§ Brief
Reproduce every one of the rows below, word for word and without any change.

[Element and box listings]
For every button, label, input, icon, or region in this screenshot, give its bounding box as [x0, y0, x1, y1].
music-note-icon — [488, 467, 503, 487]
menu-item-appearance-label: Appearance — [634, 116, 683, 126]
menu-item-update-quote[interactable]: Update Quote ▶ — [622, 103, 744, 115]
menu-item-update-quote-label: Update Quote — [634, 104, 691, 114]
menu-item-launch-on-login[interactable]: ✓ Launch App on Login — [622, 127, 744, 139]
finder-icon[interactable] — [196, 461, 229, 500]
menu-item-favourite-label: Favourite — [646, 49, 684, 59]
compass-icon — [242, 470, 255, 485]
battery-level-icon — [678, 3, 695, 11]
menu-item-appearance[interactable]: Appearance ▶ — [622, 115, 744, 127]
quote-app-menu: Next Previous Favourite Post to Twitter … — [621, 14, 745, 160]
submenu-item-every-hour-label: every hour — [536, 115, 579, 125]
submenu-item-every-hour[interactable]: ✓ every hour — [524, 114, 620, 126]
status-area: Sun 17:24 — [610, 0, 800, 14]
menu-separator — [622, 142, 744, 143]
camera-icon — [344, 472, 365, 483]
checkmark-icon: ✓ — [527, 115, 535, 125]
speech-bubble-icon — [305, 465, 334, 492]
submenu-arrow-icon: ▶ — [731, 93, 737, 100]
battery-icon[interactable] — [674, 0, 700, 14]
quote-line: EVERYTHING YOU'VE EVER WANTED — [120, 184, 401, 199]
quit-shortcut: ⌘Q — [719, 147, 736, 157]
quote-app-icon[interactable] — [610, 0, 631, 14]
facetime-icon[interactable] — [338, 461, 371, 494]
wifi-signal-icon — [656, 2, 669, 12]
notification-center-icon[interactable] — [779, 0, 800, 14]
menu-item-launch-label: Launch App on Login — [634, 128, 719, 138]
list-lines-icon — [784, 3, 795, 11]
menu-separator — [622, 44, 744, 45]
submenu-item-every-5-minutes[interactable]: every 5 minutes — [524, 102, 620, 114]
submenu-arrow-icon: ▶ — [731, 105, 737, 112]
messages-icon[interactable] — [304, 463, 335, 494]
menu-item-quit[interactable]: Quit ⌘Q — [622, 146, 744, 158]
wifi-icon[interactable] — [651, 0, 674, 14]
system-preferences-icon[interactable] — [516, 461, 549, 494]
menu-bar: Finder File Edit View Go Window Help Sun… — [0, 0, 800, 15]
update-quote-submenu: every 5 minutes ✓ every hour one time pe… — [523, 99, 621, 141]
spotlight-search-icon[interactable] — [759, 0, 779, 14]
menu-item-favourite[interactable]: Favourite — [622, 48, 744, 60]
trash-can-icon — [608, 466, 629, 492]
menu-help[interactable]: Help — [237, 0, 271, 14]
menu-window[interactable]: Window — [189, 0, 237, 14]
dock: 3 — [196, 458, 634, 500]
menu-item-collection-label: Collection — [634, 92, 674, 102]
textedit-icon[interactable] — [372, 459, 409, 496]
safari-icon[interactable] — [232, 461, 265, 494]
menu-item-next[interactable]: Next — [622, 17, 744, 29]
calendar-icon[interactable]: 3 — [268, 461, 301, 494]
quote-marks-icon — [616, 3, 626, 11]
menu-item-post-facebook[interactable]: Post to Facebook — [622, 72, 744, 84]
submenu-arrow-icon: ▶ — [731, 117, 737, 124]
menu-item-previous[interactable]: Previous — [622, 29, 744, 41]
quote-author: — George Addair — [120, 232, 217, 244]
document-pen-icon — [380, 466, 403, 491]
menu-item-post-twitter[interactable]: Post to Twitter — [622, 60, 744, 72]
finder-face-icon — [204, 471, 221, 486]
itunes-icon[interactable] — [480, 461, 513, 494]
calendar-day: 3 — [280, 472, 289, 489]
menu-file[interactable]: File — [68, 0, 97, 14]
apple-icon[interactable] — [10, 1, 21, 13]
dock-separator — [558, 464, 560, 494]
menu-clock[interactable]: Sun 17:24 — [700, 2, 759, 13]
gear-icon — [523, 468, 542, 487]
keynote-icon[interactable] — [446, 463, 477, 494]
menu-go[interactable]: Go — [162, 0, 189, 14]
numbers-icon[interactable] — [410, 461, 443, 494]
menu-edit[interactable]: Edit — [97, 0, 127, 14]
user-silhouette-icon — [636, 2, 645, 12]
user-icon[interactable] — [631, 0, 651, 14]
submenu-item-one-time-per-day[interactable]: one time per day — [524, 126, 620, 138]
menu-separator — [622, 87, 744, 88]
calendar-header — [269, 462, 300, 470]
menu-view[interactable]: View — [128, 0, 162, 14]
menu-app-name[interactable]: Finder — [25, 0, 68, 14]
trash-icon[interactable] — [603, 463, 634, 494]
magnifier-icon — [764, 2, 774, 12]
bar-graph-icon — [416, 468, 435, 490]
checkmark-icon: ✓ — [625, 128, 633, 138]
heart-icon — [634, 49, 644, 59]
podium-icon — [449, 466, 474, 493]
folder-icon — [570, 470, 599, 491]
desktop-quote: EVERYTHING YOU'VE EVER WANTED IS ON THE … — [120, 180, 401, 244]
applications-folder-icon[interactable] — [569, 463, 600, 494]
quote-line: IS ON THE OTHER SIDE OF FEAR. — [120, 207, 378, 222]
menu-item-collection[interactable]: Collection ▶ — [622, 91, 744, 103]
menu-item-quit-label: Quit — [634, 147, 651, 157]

§ Solution to this exercise
For every button, label, input, icon, or region in this screenshot, give its bounding box as [x0, y0, x1, y1].
music-note-icon — [488, 467, 503, 487]
menu-item-appearance-label: Appearance — [634, 116, 683, 126]
menu-item-update-quote[interactable]: Update Quote ▶ — [622, 103, 744, 115]
menu-item-update-quote-label: Update Quote — [634, 104, 691, 114]
menu-item-launch-on-login[interactable]: ✓ Launch App on Login — [622, 127, 744, 139]
finder-icon[interactable] — [196, 461, 229, 500]
menu-item-favourite-label: Favourite — [646, 49, 684, 59]
compass-icon — [242, 470, 255, 485]
battery-level-icon — [678, 3, 695, 11]
menu-item-appearance[interactable]: Appearance ▶ — [622, 115, 744, 127]
quote-app-menu: Next Previous Favourite Post to Twitter … — [621, 14, 745, 160]
submenu-item-every-hour-label: every hour — [536, 115, 579, 125]
submenu-item-every-hour[interactable]: ✓ every hour — [524, 114, 620, 126]
status-area: Sun 17:24 — [610, 0, 800, 14]
menu-separator — [622, 142, 744, 143]
camera-icon — [344, 472, 365, 483]
checkmark-icon: ✓ — [527, 115, 535, 125]
speech-bubble-icon — [305, 465, 334, 492]
submenu-arrow-icon: ▶ — [731, 93, 737, 100]
battery-icon[interactable] — [674, 0, 700, 14]
quote-line: EVERYTHING YOU'VE EVER WANTED — [120, 184, 401, 199]
quit-shortcut: ⌘Q — [719, 147, 736, 157]
quote-app-icon[interactable] — [610, 0, 631, 14]
facetime-icon[interactable] — [338, 461, 371, 494]
wifi-signal-icon — [656, 2, 669, 12]
notification-center-icon[interactable] — [779, 0, 800, 14]
menu-item-launch-label: Launch App on Login — [634, 128, 719, 138]
list-lines-icon — [784, 3, 795, 11]
menu-separator — [622, 44, 744, 45]
submenu-item-every-5-minutes[interactable]: every 5 minutes — [524, 102, 620, 114]
submenu-arrow-icon: ▶ — [731, 105, 737, 112]
messages-icon[interactable] — [304, 463, 335, 494]
menu-item-quit[interactable]: Quit ⌘Q — [622, 146, 744, 158]
wifi-icon[interactable] — [651, 0, 674, 14]
system-preferences-icon[interactable] — [516, 461, 549, 494]
menu-bar: Finder File Edit View Go Window Help Sun… — [0, 0, 800, 15]
update-quote-submenu: every 5 minutes ✓ every hour one time pe… — [523, 99, 621, 141]
spotlight-search-icon[interactable] — [759, 0, 779, 14]
menu-item-favourite[interactable]: Favourite — [622, 48, 744, 60]
trash-can-icon — [608, 466, 629, 492]
menu-help[interactable]: Help — [237, 0, 271, 14]
menu-window[interactable]: Window — [189, 0, 237, 14]
dock: 3 — [196, 458, 634, 500]
menu-item-collection-label: Collection — [634, 92, 674, 102]
textedit-icon[interactable] — [372, 459, 409, 496]
safari-icon[interactable] — [232, 461, 265, 494]
menu-item-next[interactable]: Next — [622, 17, 744, 29]
calendar-icon[interactable]: 3 — [268, 461, 301, 494]
quote-marks-icon — [616, 3, 626, 11]
menu-item-post-facebook[interactable]: Post to Facebook — [622, 72, 744, 84]
submenu-arrow-icon: ▶ — [731, 117, 737, 124]
menu-item-previous[interactable]: Previous — [622, 29, 744, 41]
quote-author: — George Addair — [120, 232, 217, 244]
document-pen-icon — [380, 466, 403, 491]
menu-item-post-twitter[interactable]: Post to Twitter — [622, 60, 744, 72]
finder-face-icon — [204, 471, 221, 486]
itunes-icon[interactable] — [480, 461, 513, 494]
calendar-day: 3 — [280, 472, 289, 489]
menu-file[interactable]: File — [68, 0, 97, 14]
apple-icon[interactable] — [10, 1, 21, 13]
dock-separator — [558, 464, 560, 494]
menu-clock[interactable]: Sun 17:24 — [700, 2, 759, 13]
gear-icon — [523, 468, 542, 487]
keynote-icon[interactable] — [446, 463, 477, 494]
menu-go[interactable]: Go — [162, 0, 189, 14]
numbers-icon[interactable] — [410, 461, 443, 494]
menu-edit[interactable]: Edit — [97, 0, 127, 14]
user-silhouette-icon — [636, 2, 645, 12]
user-icon[interactable] — [631, 0, 651, 14]
submenu-item-one-time-per-day[interactable]: one time per day — [524, 126, 620, 138]
menu-separator — [622, 87, 744, 88]
calendar-header — [269, 462, 300, 470]
menu-view[interactable]: View — [128, 0, 162, 14]
menu-app-name[interactable]: Finder — [25, 0, 68, 14]
trash-icon[interactable] — [603, 463, 634, 494]
magnifier-icon — [764, 2, 774, 12]
bar-graph-icon — [416, 468, 435, 490]
checkmark-icon: ✓ — [625, 128, 633, 138]
heart-icon — [634, 49, 644, 59]
podium-icon — [449, 466, 474, 493]
folder-icon — [570, 470, 599, 491]
desktop-quote: EVERYTHING YOU'VE EVER WANTED IS ON THE … — [120, 180, 401, 244]
applications-folder-icon[interactable] — [569, 463, 600, 494]
quote-line: IS ON THE OTHER SIDE OF FEAR. — [120, 207, 378, 222]
menu-item-collection[interactable]: Collection ▶ — [622, 91, 744, 103]
menu-item-quit-label: Quit — [634, 147, 651, 157]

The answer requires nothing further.